- [REQUIRED TASK]: Please quote every line word for word.
[start of STORED RECORDS]
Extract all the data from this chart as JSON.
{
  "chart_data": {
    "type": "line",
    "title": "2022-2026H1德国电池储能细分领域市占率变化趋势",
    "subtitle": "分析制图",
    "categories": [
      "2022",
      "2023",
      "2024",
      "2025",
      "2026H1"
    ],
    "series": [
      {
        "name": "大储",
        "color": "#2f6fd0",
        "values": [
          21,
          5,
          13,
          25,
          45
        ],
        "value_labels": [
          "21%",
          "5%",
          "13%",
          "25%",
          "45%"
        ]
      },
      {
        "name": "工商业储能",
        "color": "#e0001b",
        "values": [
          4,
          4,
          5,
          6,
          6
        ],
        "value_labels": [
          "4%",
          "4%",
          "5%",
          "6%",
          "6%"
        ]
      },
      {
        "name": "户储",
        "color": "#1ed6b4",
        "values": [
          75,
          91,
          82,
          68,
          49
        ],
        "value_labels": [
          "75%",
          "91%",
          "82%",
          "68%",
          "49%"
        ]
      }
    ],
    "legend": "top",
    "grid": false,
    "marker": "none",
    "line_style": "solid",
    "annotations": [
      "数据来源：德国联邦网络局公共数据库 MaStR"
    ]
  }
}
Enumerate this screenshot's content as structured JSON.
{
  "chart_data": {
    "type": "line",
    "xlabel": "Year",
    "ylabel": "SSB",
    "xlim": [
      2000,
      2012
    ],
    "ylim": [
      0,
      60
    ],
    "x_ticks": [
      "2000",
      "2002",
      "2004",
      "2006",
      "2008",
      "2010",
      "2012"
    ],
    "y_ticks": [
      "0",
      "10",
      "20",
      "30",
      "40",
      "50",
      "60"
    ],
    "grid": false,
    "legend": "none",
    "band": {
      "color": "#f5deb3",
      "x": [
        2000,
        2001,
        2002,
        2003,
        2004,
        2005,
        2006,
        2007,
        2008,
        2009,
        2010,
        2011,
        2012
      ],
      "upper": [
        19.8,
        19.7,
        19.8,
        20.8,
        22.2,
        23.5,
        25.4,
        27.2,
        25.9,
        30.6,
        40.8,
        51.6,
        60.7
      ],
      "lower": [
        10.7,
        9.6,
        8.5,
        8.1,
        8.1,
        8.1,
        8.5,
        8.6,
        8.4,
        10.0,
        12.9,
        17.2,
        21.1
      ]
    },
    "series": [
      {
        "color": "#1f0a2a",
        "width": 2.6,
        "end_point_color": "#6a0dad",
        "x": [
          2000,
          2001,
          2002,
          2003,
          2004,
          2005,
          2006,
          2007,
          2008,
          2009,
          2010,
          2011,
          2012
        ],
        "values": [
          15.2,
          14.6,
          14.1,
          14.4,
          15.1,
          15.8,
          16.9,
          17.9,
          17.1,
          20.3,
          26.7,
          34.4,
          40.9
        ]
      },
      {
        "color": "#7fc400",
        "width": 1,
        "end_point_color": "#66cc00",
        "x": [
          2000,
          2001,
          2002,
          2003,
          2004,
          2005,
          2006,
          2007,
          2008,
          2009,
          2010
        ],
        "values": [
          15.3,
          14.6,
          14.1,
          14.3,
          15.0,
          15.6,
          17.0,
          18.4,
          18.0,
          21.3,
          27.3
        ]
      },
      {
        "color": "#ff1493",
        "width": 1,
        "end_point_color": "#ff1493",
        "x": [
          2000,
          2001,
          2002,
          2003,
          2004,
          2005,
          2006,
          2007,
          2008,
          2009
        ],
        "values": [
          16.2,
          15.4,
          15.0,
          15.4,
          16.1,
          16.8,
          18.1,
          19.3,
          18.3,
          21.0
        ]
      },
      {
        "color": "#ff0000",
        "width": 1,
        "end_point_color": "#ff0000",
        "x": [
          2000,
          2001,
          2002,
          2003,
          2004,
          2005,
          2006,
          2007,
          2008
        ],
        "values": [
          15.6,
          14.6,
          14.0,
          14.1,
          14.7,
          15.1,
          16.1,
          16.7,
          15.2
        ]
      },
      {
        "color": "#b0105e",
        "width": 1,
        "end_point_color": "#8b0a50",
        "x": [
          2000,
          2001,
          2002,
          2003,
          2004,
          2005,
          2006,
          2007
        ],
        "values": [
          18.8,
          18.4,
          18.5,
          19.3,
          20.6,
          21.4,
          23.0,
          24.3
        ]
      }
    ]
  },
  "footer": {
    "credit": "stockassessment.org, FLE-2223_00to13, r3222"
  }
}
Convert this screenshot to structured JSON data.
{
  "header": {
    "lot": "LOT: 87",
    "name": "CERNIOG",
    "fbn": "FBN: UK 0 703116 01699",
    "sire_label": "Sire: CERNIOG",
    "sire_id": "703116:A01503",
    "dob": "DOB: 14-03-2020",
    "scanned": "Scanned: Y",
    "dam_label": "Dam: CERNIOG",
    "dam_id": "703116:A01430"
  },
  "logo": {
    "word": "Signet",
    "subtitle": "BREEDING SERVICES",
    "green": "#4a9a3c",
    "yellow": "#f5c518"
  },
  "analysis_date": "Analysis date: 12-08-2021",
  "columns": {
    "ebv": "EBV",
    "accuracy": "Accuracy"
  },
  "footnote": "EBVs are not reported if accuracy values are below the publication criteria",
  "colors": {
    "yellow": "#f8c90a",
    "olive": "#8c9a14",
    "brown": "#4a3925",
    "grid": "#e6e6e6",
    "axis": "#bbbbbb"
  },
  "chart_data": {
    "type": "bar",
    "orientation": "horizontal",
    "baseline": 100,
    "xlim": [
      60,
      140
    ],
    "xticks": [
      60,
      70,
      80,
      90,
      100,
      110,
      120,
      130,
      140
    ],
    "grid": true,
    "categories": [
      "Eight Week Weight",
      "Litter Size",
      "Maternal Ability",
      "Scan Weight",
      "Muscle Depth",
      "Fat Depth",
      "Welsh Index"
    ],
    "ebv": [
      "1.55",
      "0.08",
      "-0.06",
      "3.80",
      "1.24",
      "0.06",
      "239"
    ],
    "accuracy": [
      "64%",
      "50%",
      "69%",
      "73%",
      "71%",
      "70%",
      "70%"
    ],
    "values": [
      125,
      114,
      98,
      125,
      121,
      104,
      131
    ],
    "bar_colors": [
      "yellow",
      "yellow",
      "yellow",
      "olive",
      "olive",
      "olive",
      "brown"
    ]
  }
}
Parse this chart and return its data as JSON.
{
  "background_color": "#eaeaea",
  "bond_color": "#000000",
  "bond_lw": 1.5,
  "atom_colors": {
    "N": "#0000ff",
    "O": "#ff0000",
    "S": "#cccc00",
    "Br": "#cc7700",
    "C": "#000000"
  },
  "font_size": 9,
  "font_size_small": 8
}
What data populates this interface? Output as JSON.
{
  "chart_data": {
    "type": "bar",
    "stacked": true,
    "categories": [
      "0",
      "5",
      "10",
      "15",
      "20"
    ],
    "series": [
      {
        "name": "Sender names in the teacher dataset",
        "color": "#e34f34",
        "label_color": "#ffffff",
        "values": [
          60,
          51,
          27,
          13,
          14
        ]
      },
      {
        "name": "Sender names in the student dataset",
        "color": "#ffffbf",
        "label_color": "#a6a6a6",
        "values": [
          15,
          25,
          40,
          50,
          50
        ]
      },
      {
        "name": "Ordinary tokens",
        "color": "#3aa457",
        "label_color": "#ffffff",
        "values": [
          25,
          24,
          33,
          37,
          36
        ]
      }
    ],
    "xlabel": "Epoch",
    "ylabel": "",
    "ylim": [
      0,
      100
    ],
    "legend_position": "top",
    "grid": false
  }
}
[end of STORED RECORDS]
- [SOLUTION TO THIS EXERCISE]:
Extract all the data from this chart as JSON.
{
  "chart_data": {
    "type": "line",
    "title": "2022-2026H1德国电池储能细分领域市占率变化趋势",
    "subtitle": "分析制图",
    "categories": [
      "2022",
      "2023",
      "2024",
      "2025",
      "2026H1"
    ],
    "series": [
      {
        "name": "大储",
        "color": "#2f6fd0",
        "values": [
          21,
          5,
          13,
          25,
          45
        ],
        "value_labels": [
          "21%",
          "5%",
          "13%",
          "25%",
          "45%"
        ]
      },
      {
        "name": "工商业储能",
        "color": "#e0001b",
        "values": [
          4,
          4,
          5,
          6,
          6
        ],
        "value_labels": [
          "4%",
          "4%",
          "5%",
          "6%",
          "6%"
        ]
      },
      {
        "name": "户储",
        "color": "#1ed6b4",
        "values": [
          75,
          91,
          82,
          68,
          49
        ],
        "value_labels": [
          "75%",
          "91%",
          "82%",
          "68%",
          "49%"
        ]
      }
    ],
    "legend": "top",
    "grid": false,
    "marker": "none",
    "line_style": "solid",
    "annotations": [
      "数据来源：德国联邦网络局公共数据库 MaStR"
    ]
  }
}
Enumerate this screenshot's content as structured JSON.
{
  "chart_data": {
    "type": "line",
    "xlabel": "Year",
    "ylabel": "SSB",
    "xlim": [
      2000,
      2012
    ],
    "ylim": [
      0,
      60
    ],
    "x_ticks": [
      "2000",
      "2002",
      "2004",
      "2006",
      "2008",
      "2010",
      "2012"
    ],
    "y_ticks": [
      "0",
      "10",
      "20",
      "30",
      "40",
      "50",
      "60"
    ],
    "grid": false,
    "legend": "none",
    "band": {
      "color": "#f5deb3",
      "x": [
        2000,
        2001,
        2002,
        2003,
        2004,
        2005,
        2006,
        2007,
        2008,
        2009,
        2010,
        2011,
        2012
      ],
      "upper": [
        19.8,
        19.7,
        19.8,
        20.8,
        22.2,
        23.5,
        25.4,
        27.2,
        25.9,
        30.6,
        40.8,
        51.6,
        60.7
      ],
      "lower": [
        10.7,
        9.6,
        8.5,
        8.1,
        8.1,
        8.1,
        8.5,
        8.6,
        8.4,
        10.0,
        12.9,
        17.2,
        21.1
      ]
    },
    "series": [
      {
        "color": "#1f0a2a",
        "width": 2.6,
        "end_point_color": "#6a0dad",
        "x": [
          2000,
          2001,
          2002,
          2003,
          2004,
          2005,
          2006,
          2007,
          2008,
          2009,
          2010,
          2011,
          2012
        ],
        "values": [
          15.2,
          14.6,
          14.1,
          14.4,
          15.1,
          15.8,
          16.9,
          17.9,
          17.1,
          20.3,
          26.7,
          34.4,
          40.9
        ]
      },
      {
        "color": "#7fc400",
        "width": 1,
        "end_point_color": "#66cc00",
        "x": [
          2000,
          2001,
          2002,
          2003,
          2004,
          2005,
          2006,
          2007,
          2008,
          2009,
          2010
        ],
        "values": [
          15.3,
          14.6,
          14.1,
          14.3,
          15.0,
          15.6,
          17.0,
          18.4,
          18.0,
          21.3,
          27.3
        ]
      },
      {
        "color": "#ff1493",
        "width": 1,
        "end_point_color": "#ff1493",
        "x": [
          2000,
          2001,
          2002,
          2003,
          2004,
          2005,
          2006,
          2007,
          2008,
          2009
        ],
        "values": [
          16.2,
          15.4,
          15.0,
          15.4,
          16.1,
          16.8,
          18.1,
          19.3,
          18.3,
          21.0
        ]
      },
      {
        "color": "#ff0000",
        "width": 1,
        "end_point_color": "#ff0000",
        "x": [
          2000,
          2001,
          2002,
          2003,
          2004,
          2005,
          2006,
          2007,
          2008
        ],
        "values": [
          15.6,
          14.6,
          14.0,
          14.1,
          14.7,
          15.1,
          16.1,
          16.7,
          15.2
        ]
      },
      {
        "color": "#b0105e",
        "width": 1,
        "end_point_color": "#8b0a50",
        "x": [
          2000,
          2001,
          2002,
          2003,
          2004,
          2005,
          2006,
          2007
        ],
        "values": [
          18.8,
          18.4,
          18.5,
          19.3,
          20.6,
          21.4,
          23.0,
          24.3
        ]
      }
    ]
  },
  "footer": {
    "credit": "stockassessment.org, FLE-2223_00to13, r3222"
  }
}
Convert this screenshot to structured JSON data.
{
  "header": {
    "lot": "LOT: 87",
    "name": "CERNIOG",
    "fbn": "FBN: UK 0 703116 01699",
    "sire_label": "Sire: CERNIOG",
    "sire_id": "703116:A01503",
    "dob": "DOB: 14-03-2020",
    "scanned": "Scanned: Y",
    "dam_label": "Dam: CERNIOG",
    "dam_id": "703116:A01430"
  },
  "logo": {
    "word": "Signet",
    "subtitle": "BREEDING SERVICES",
    "green": "#4a9a3c",
    "yellow": "#f5c518"
  },
  "analysis_date": "Analysis date: 12-08-2021",
  "columns": {
    "ebv": "EBV",
    "accuracy": "Accuracy"
  },
  "footnote": "EBVs are not reported if accuracy values are below the publication criteria",
  "colors": {
    "yellow": "#f8c90a",
    "olive": "#8c9a14",
    "brown": "#4a3925",
    "grid": "#e6e6e6",
    "axis": "#bbbbbb"
  },
  "chart_data": {
    "type": "bar",
    "orientation": "horizontal",
    "baseline": 100,
    "xlim": [
      60,
      140
    ],
    "xticks": [
      60,
      70,
      80,
      90,
      100,
      110,
      120,
      130,
      140
    ],
    "grid": true,
    "categories": [
      "Eight Week Weight",
      "Litter Size",
      "Maternal Ability",
      "Scan Weight",
      "Muscle Depth",
      "Fat Depth",
      "Welsh Index"
    ],
    "ebv": [
      "1.55",
      "0.08",
      "-0.06",
      "3.80",
      "1.24",
      "0.06",
      "239"
    ],
    "accuracy": [
      "64%",
      "50%",
      "69%",
      "73%",
      "71%",
      "70%",
      "70%"
    ],
    "values": [
      125,
      114,
      98,
      125,
      121,
      104,
      131
    ],
    "bar_colors": [
      "yellow",
      "yellow",
      "yellow",
      "olive",
      "olive",
      "olive",
      "brown"
    ]
  }
}
Parse this chart and return its data as JSON.
{
  "background_color": "#eaeaea",
  "bond_color": "#000000",
  "bond_lw": 1.5,
  "atom_colors": {
    "N": "#0000ff",
    "O": "#ff0000",
    "S": "#cccc00",
    "Br": "#cc7700",
    "C": "#000000"
  },
  "font_size": 9,
  "font_size_small": 8
}
What data populates this interface? Output as JSON.
{
  "chart_data": {
    "type": "bar",
    "stacked": true,
    "categories": [
      "0",
      "5",
      "10",
      "15",
      "20"
    ],
    "series": [
      {
        "name": "Sender names in the teacher dataset",
        "color": "#e34f34",
        "label_color": "#ffffff",
        "values": [
          60,
          51,
          27,
          13,
          14
        ]
      },
      {
        "name": "Sender names in the student dataset",
        "color": "#ffffbf",
        "label_color": "#a6a6a6",
        "values": [
          15,
          25,
          40,
          50,
          50
        ]
      },
      {
        "name": "Ordinary tokens",
        "color": "#3aa457",
        "label_color": "#ffffff",
        "values": [
          25,
          24,
          33,
          37,
          36
        ]
      }
    ],
    "xlabel": "Epoch",
    "ylabel": "",
    "ylim": [
      0,
      100
    ],
    "legend_position": "top",
    "grid": false
  }
}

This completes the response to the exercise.